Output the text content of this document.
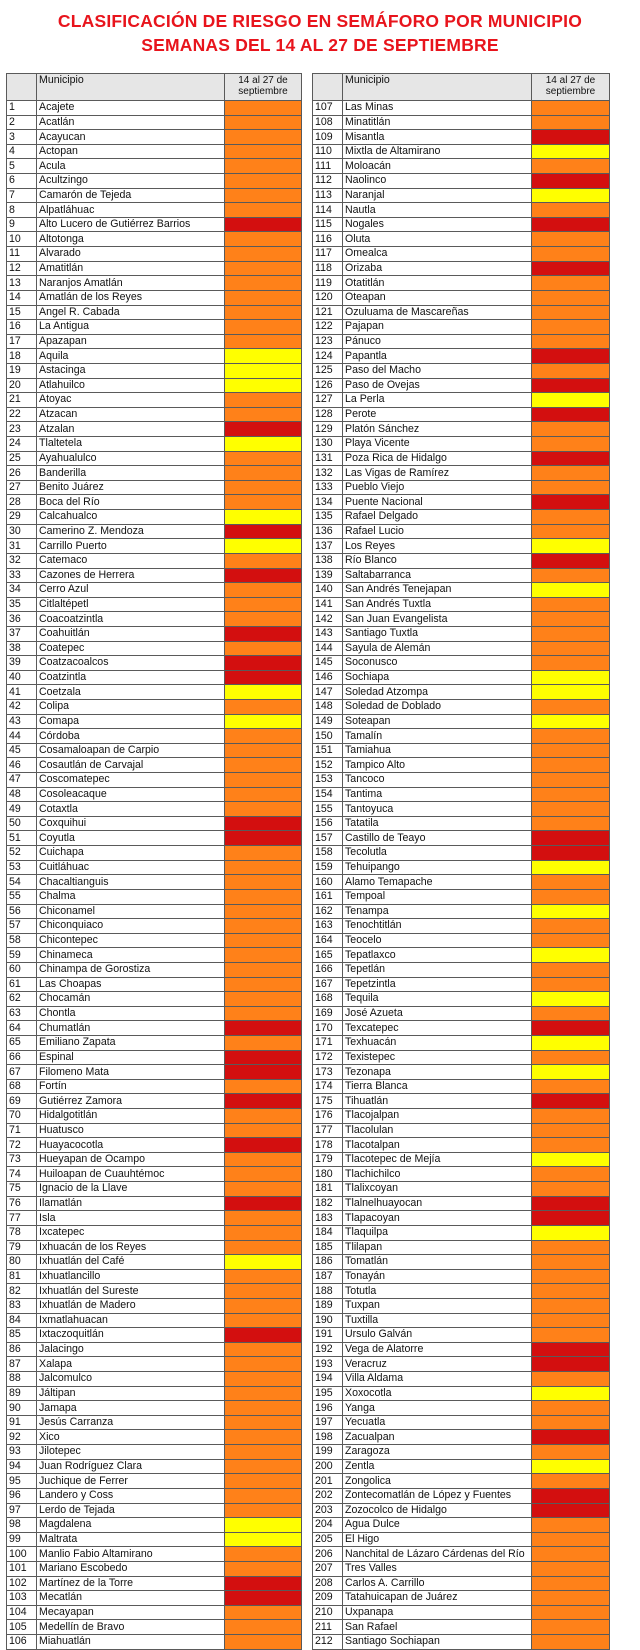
CLASIFICACIÓN DE RIESGO EN SEMÁFORO POR MUNICIPIO
SEMANAS DEL 14 AL 27 DE SEPTIEMBRE
	Municipio	14 al 27 de
septiembre
1	Acajete	
2	Acatlán	
3	Acayucan	
4	Actopan	
5	Acula	
6	Acultzingo	
7	Camarón de Tejeda	
8	Alpatláhuac	
9	Alto Lucero de Gutiérrez Barrios	
10	Altotonga	
11	Alvarado	
12	Amatitlán	
13	Naranjos Amatlán	
14	Amatlán de los Reyes	
15	Angel R. Cabada	
16	La Antigua	
17	Apazapan	
18	Aquila	
19	Astacinga	
20	Atlahuilco	
21	Atoyac	
22	Atzacan	
23	Atzalan	
24	Tlaltetela	
25	Ayahualulco	
26	Banderilla	
27	Benito Juárez	
28	Boca del Río	
29	Calcahualco	
30	Camerino Z. Mendoza	
31	Carrillo Puerto	
32	Catemaco	
33	Cazones de Herrera	
34	Cerro Azul	
35	Citlaltépetl	
36	Coacoatzintla	
37	Coahuitlán	
38	Coatepec	
39	Coatzacoalcos	
40	Coatzintla	
41	Coetzala	
42	Colipa	
43	Comapa	
44	Córdoba	
45	Cosamaloapan de Carpio	
46	Cosautlán de Carvajal	
47	Coscomatepec	
48	Cosoleacaque	
49	Cotaxtla	
50	Coxquihui	
51	Coyutla	
52	Cuichapa	
53	Cuitláhuac	
54	Chacaltianguis	
55	Chalma	
56	Chiconamel	
57	Chiconquiaco	
58	Chicontepec	
59	Chinameca	
60	Chinampa de Gorostiza	
61	Las Choapas	
62	Chocamán	
63	Chontla	
64	Chumatlán	
65	Emiliano Zapata	
66	Espinal	
67	Filomeno Mata	
68	Fortín	
69	Gutiérrez Zamora	
70	Hidalgotitlán	
71	Huatusco	
72	Huayacocotla	
73	Hueyapan de Ocampo	
74	Huiloapan de Cuauhtémoc	
75	Ignacio de la Llave	
76	Ilamatlán	
77	Isla	
78	Ixcatepec	
79	Ixhuacán de los Reyes	
80	Ixhuatlán del Café	
81	Ixhuatlancillo	
82	Ixhuatlán del Sureste	
83	Ixhuatlán de Madero	
84	Ixmatlahuacan	
85	Ixtaczoquitlán	
86	Jalacingo	
87	Xalapa	
88	Jalcomulco	
89	Jáltipan	
90	Jamapa	
91	Jesús Carranza	
92	Xico	
93	Jilotepec	
94	Juan Rodríguez Clara	
95	Juchique de Ferrer	
96	Landero y Coss	
97	Lerdo de Tejada	
98	Magdalena	
99	Maltrata	
100	Manlio Fabio Altamirano	
101	Mariano Escobedo	
102	Martínez de la Torre	
103	Mecatlán	
104	Mecayapan	
105	Medellín de Bravo	
106	Miahuatlán	
	Municipio	14 al 27 de
septiembre
107	Las Minas	
108	Minatitlán	
109	Misantla	
110	Mixtla de Altamirano	
111	Moloacán	
112	Naolinco	
113	Naranjal	
114	Nautla	
115	Nogales	
116	Oluta	
117	Omealca	
118	Orizaba	
119	Otatitlán	
120	Oteapan	
121	Ozuluama de Mascareñas	
122	Pajapan	
123	Pánuco	
124	Papantla	
125	Paso del Macho	
126	Paso de Ovejas	
127	La Perla	
128	Perote	
129	Platón Sánchez	
130	Playa Vicente	
131	Poza Rica de Hidalgo	
132	Las Vigas de Ramírez	
133	Pueblo Viejo	
134	Puente Nacional	
135	Rafael Delgado	
136	Rafael Lucio	
137	Los Reyes	
138	Río Blanco	
139	Saltabarranca	
140	San Andrés Tenejapan	
141	San Andrés Tuxtla	
142	San Juan Evangelista	
143	Santiago Tuxtla	
144	Sayula de Alemán	
145	Soconusco	
146	Sochiapa	
147	Soledad Atzompa	
148	Soledad de Doblado	
149	Soteapan	
150	Tamalín	
151	Tamiahua	
152	Tampico Alto	
153	Tancoco	
154	Tantima	
155	Tantoyuca	
156	Tatatila	
157	Castillo de Teayo	
158	Tecolutla	
159	Tehuipango	
160	Alamo Temapache	
161	Tempoal	
162	Tenampa	
163	Tenochtitlán	
164	Teocelo	
165	Tepatlaxco	
166	Tepetlán	
167	Tepetzintla	
168	Tequila	
169	José Azueta	
170	Texcatepec	
171	Texhuacán	
172	Texistepec	
173	Tezonapa	
174	Tierra Blanca	
175	Tihuatlán	
176	Tlacojalpan	
177	Tlacolulan	
178	Tlacotalpan	
179	Tlacotepec de Mejía	
180	Tlachichilco	
181	Tlalixcoyan	
182	Tlalnelhuayocan	
183	Tlapacoyan	
184	Tlaquilpa	
185	Tlilapan	
186	Tomatlán	
187	Tonayán	
188	Totutla	
189	Tuxpan	
190	Tuxtilla	
191	Ursulo Galván	
192	Vega de Alatorre	
193	Veracruz	
194	Villa Aldama	
195	Xoxocotla	
196	Yanga	
197	Yecuatla	
198	Zacualpan	
199	Zaragoza	
200	Zentla	
201	Zongolica	
202	Zontecomatlán de López y Fuentes	
203	Zozocolco de Hidalgo	
204	Agua Dulce	
205	El Higo	
206	Nanchital de Lázaro Cárdenas del Río	
207	Tres Valles	
208	Carlos A. Carrillo	
209	Tatahuicapan de Juárez	
210	Uxpanapa	
211	San Rafael	
212	Santiago Sochiapan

......

WHAT IS BEING ASKED:
Review the preceding data and report every line that includes the string "Ixhuatlán".

SOLUTION TO THE EXERCISE:
80	Ixhuatlán del Café	
82	Ixhuatlán del Sureste	
83	Ixhuatlán de Madero	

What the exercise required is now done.